### TASK:
Pick out the lines below with "указывается" and list them.

### THE RECORDS:
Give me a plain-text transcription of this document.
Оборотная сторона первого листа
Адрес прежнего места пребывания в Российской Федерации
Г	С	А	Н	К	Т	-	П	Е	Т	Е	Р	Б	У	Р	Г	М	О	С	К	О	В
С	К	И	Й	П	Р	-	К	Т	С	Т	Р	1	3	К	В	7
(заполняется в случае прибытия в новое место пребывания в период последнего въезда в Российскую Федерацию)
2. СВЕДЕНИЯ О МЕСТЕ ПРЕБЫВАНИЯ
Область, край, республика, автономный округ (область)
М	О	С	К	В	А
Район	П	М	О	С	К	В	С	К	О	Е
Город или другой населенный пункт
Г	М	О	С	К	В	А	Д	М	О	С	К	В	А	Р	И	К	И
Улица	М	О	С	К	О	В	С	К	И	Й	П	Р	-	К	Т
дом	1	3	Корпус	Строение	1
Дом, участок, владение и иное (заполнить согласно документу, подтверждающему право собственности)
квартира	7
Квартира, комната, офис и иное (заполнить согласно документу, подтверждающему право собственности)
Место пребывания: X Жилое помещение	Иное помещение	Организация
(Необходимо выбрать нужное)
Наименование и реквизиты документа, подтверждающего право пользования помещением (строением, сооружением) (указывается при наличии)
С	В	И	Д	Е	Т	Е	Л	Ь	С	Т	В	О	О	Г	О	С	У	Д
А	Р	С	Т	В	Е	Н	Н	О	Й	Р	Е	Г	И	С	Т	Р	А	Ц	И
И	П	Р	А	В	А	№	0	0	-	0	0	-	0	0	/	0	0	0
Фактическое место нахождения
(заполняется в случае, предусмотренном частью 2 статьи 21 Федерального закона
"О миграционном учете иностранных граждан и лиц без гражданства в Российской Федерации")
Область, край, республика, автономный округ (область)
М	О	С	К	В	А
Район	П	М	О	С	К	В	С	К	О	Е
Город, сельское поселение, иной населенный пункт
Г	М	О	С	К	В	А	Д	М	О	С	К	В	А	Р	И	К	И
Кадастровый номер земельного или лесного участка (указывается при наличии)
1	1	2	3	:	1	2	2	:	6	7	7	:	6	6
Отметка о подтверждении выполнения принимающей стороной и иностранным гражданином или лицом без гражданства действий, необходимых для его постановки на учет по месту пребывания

### RESULT:
Наименование и реквизиты документа, подтверждающего право пользования помещением (строением, сооружением) (указывается при наличии)
Кадастровый номер земельного или лесного участка (указывается при наличии)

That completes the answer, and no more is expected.